→ Directions for this task:
Write out the material exactly, without any of its pictures.

......

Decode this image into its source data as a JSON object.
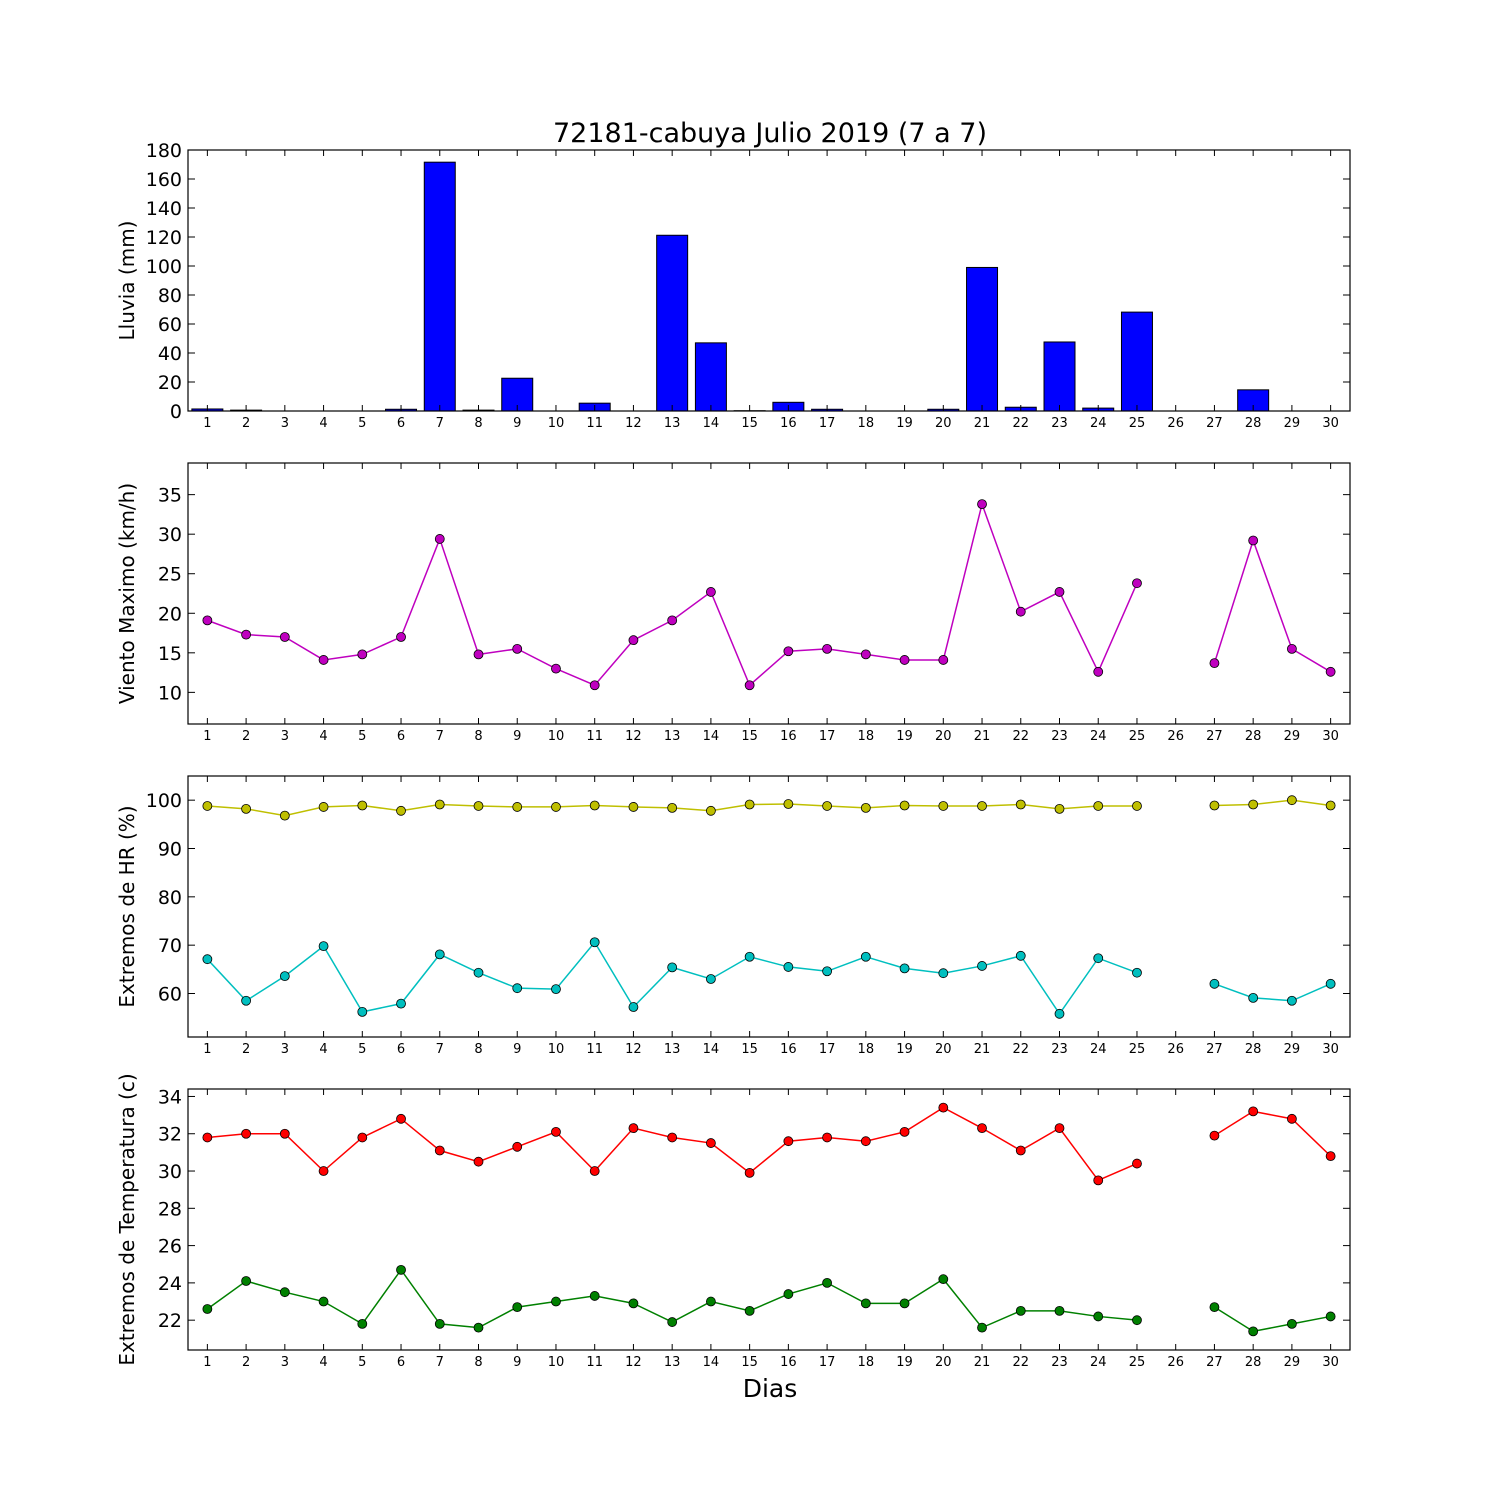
{
  "figure": {
    "title": "72181-cabuya Julio 2019  (7 a 7)",
    "xlabel": "Dias"
  },
  "chart_data": [
    {
      "type": "bar",
      "ylabel": "Lluvia (mm)",
      "ylim": [
        0,
        180
      ],
      "yticks": [
        0,
        20,
        40,
        60,
        80,
        100,
        120,
        140,
        160,
        180
      ],
      "xlim": [
        0.5,
        30.5
      ],
      "categories": [
        1,
        2,
        3,
        4,
        5,
        6,
        7,
        8,
        9,
        10,
        11,
        12,
        13,
        14,
        15,
        16,
        17,
        18,
        19,
        20,
        21,
        22,
        23,
        24,
        25,
        26,
        27,
        28,
        29,
        30
      ],
      "series": [
        {
          "color": "#0000ff",
          "values": [
            1.4,
            0.6,
            0,
            0,
            0,
            1.2,
            171.6,
            0.6,
            22.6,
            0,
            5.4,
            0,
            121.2,
            47.0,
            0.2,
            6.0,
            1.2,
            0,
            0,
            1.2,
            99.0,
            2.6,
            47.6,
            2.0,
            68.2,
            0,
            0,
            14.6,
            0,
            0
          ]
        }
      ]
    },
    {
      "type": "line",
      "ylabel": "Viento Maximo (km/h)",
      "ylim": [
        6,
        39
      ],
      "yticks": [
        10,
        15,
        20,
        25,
        30,
        35
      ],
      "xlim": [
        0.5,
        30.5
      ],
      "x": [
        1,
        2,
        3,
        4,
        5,
        6,
        7,
        8,
        9,
        10,
        11,
        12,
        13,
        14,
        15,
        16,
        17,
        18,
        19,
        20,
        21,
        22,
        23,
        24,
        25,
        26,
        27,
        28,
        29,
        30
      ],
      "series": [
        {
          "color": "#bf00bf",
          "values": [
            19.1,
            17.3,
            17.0,
            14.1,
            14.8,
            17.0,
            29.4,
            14.8,
            15.5,
            13.0,
            10.9,
            16.6,
            19.1,
            22.7,
            10.9,
            15.2,
            15.5,
            14.8,
            14.1,
            14.1,
            33.8,
            20.2,
            22.7,
            12.6,
            23.8,
            null,
            13.7,
            29.2,
            15.5,
            12.6
          ]
        }
      ]
    },
    {
      "type": "line",
      "ylabel": "Extremos de HR (%)",
      "ylim": [
        51,
        105
      ],
      "yticks": [
        60,
        70,
        80,
        90,
        100
      ],
      "xlim": [
        0.5,
        30.5
      ],
      "x": [
        1,
        2,
        3,
        4,
        5,
        6,
        7,
        8,
        9,
        10,
        11,
        12,
        13,
        14,
        15,
        16,
        17,
        18,
        19,
        20,
        21,
        22,
        23,
        24,
        25,
        26,
        27,
        28,
        29,
        30
      ],
      "series": [
        {
          "color": "#bfbf00",
          "values": [
            98.8,
            98.2,
            96.8,
            98.6,
            98.9,
            97.8,
            99.1,
            98.8,
            98.6,
            98.6,
            98.9,
            98.6,
            98.4,
            97.8,
            99.1,
            99.2,
            98.8,
            98.4,
            98.9,
            98.8,
            98.8,
            99.1,
            98.2,
            98.8,
            98.8,
            null,
            98.9,
            99.1,
            100.0,
            98.9
          ]
        },
        {
          "color": "#00bfbf",
          "values": [
            67.1,
            58.5,
            63.6,
            69.8,
            56.2,
            57.9,
            68.1,
            64.3,
            61.1,
            60.9,
            70.6,
            57.2,
            65.4,
            63.0,
            67.6,
            65.5,
            64.6,
            67.6,
            65.2,
            64.2,
            65.7,
            67.8,
            55.8,
            67.3,
            64.3,
            null,
            62.0,
            59.1,
            58.5,
            62.0
          ]
        }
      ]
    },
    {
      "type": "line",
      "ylabel": "Extremos de Temperatura (c)",
      "ylim": [
        20.4,
        34.4
      ],
      "yticks": [
        22,
        24,
        26,
        28,
        30,
        32,
        34
      ],
      "xlim": [
        0.5,
        30.5
      ],
      "x": [
        1,
        2,
        3,
        4,
        5,
        6,
        7,
        8,
        9,
        10,
        11,
        12,
        13,
        14,
        15,
        16,
        17,
        18,
        19,
        20,
        21,
        22,
        23,
        24,
        25,
        26,
        27,
        28,
        29,
        30
      ],
      "series": [
        {
          "color": "#ff0000",
          "values": [
            31.8,
            32.0,
            32.0,
            30.0,
            31.8,
            32.8,
            31.1,
            30.5,
            31.3,
            32.1,
            30.0,
            32.3,
            31.8,
            31.5,
            29.9,
            31.6,
            31.8,
            31.6,
            32.1,
            33.4,
            32.3,
            31.1,
            32.3,
            29.5,
            30.4,
            null,
            31.9,
            33.2,
            32.8,
            30.8
          ]
        },
        {
          "color": "#008000",
          "values": [
            22.6,
            24.1,
            23.5,
            23.0,
            21.8,
            24.7,
            21.8,
            21.6,
            22.7,
            23.0,
            23.3,
            22.9,
            21.9,
            23.0,
            22.5,
            23.4,
            24.0,
            22.9,
            22.9,
            24.2,
            21.6,
            22.5,
            22.5,
            22.2,
            22.0,
            null,
            22.7,
            21.4,
            21.8,
            22.2
          ]
        }
      ]
    }
  ]
}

......

→ Result of this exercise:
Decode this image into its source data as a JSON object.
{
  "figure": {
    "title": "72181-cabuya Julio 2019  (7 a 7)",
    "xlabel": "Dias"
  },
  "chart_data": [
    {
      "type": "bar",
      "ylabel": "Lluvia (mm)",
      "ylim": [
        0,
        180
      ],
      "yticks": [
        0,
        20,
        40,
        60,
        80,
        100,
        120,
        140,
        160,
        180
      ],
      "xlim": [
        0.5,
        30.5
      ],
      "categories": [
        1,
        2,
        3,
        4,
        5,
        6,
        7,
        8,
        9,
        10,
        11,
        12,
        13,
        14,
        15,
        16,
        17,
        18,
        19,
        20,
        21,
        22,
        23,
        24,
        25,
        26,
        27,
        28,
        29,
        30
      ],
      "series": [
        {
          "color": "#0000ff",
          "values": [
            1.4,
            0.6,
            0,
            0,
            0,
            1.2,
            171.6,
            0.6,
            22.6,
            0,
            5.4,
            0,
            121.2,
            47.0,
            0.2,
            6.0,
            1.2,
            0,
            0,
            1.2,
            99.0,
            2.6,
            47.6,
            2.0,
            68.2,
            0,
            0,
            14.6,
            0,
            0
          ]
        }
      ]
    },
    {
      "type": "line",
      "ylabel": "Viento Maximo (km/h)",
      "ylim": [
        6,
        39
      ],
      "yticks": [
        10,
        15,
        20,
        25,
        30,
        35
      ],
      "xlim": [
        0.5,
        30.5
      ],
      "x": [
        1,
        2,
        3,
        4,
        5,
        6,
        7,
        8,
        9,
        10,
        11,
        12,
        13,
        14,
        15,
        16,
        17,
        18,
        19,
        20,
        21,
        22,
        23,
        24,
        25,
        26,
        27,
        28,
        29,
        30
      ],
      "series": [
        {
          "color": "#bf00bf",
          "values": [
            19.1,
            17.3,
            17.0,
            14.1,
            14.8,
            17.0,
            29.4,
            14.8,
            15.5,
            13.0,
            10.9,
            16.6,
            19.1,
            22.7,
            10.9,
            15.2,
            15.5,
            14.8,
            14.1,
            14.1,
            33.8,
            20.2,
            22.7,
            12.6,
            23.8,
            null,
            13.7,
            29.2,
            15.5,
            12.6
          ]
        }
      ]
    },
    {
      "type": "line",
      "ylabel": "Extremos de HR (%)",
      "ylim": [
        51,
        105
      ],
      "yticks": [
        60,
        70,
        80,
        90,
        100
      ],
      "xlim": [
        0.5,
        30.5
      ],
      "x": [
        1,
        2,
        3,
        4,
        5,
        6,
        7,
        8,
        9,
        10,
        11,
        12,
        13,
        14,
        15,
        16,
        17,
        18,
        19,
        20,
        21,
        22,
        23,
        24,
        25,
        26,
        27,
        28,
        29,
        30
      ],
      "series": [
        {
          "color": "#bfbf00",
          "values": [
            98.8,
            98.2,
            96.8,
            98.6,
            98.9,
            97.8,
            99.1,
            98.8,
            98.6,
            98.6,
            98.9,
            98.6,
            98.4,
            97.8,
            99.1,
            99.2,
            98.8,
            98.4,
            98.9,
            98.8,
            98.8,
            99.1,
            98.2,
            98.8,
            98.8,
            null,
            98.9,
            99.1,
            100.0,
            98.9
          ]
        },
        {
          "color": "#00bfbf",
          "values": [
            67.1,
            58.5,
            63.6,
            69.8,
            56.2,
            57.9,
            68.1,
            64.3,
            61.1,
            60.9,
            70.6,
            57.2,
            65.4,
            63.0,
            67.6,
            65.5,
            64.6,
            67.6,
            65.2,
            64.2,
            65.7,
            67.8,
            55.8,
            67.3,
            64.3,
            null,
            62.0,
            59.1,
            58.5,
            62.0
          ]
        }
      ]
    },
    {
      "type": "line",
      "ylabel": "Extremos de Temperatura (c)",
      "ylim": [
        20.4,
        34.4
      ],
      "yticks": [
        22,
        24,
        26,
        28,
        30,
        32,
        34
      ],
      "xlim": [
        0.5,
        30.5
      ],
      "x": [
        1,
        2,
        3,
        4,
        5,
        6,
        7,
        8,
        9,
        10,
        11,
        12,
        13,
        14,
        15,
        16,
        17,
        18,
        19,
        20,
        21,
        22,
        23,
        24,
        25,
        26,
        27,
        28,
        29,
        30
      ],
      "series": [
        {
          "color": "#ff0000",
          "values": [
            31.8,
            32.0,
            32.0,
            30.0,
            31.8,
            32.8,
            31.1,
            30.5,
            31.3,
            32.1,
            30.0,
            32.3,
            31.8,
            31.5,
            29.9,
            31.6,
            31.8,
            31.6,
            32.1,
            33.4,
            32.3,
            31.1,
            32.3,
            29.5,
            30.4,
            null,
            31.9,
            33.2,
            32.8,
            30.8
          ]
        },
        {
          "color": "#008000",
          "values": [
            22.6,
            24.1,
            23.5,
            23.0,
            21.8,
            24.7,
            21.8,
            21.6,
            22.7,
            23.0,
            23.3,
            22.9,
            21.9,
            23.0,
            22.5,
            23.4,
            24.0,
            22.9,
            22.9,
            24.2,
            21.6,
            22.5,
            22.5,
            22.2,
            22.0,
            null,
            22.7,
            21.4,
            21.8,
            22.2
          ]
        }
      ]
    }
  ]
}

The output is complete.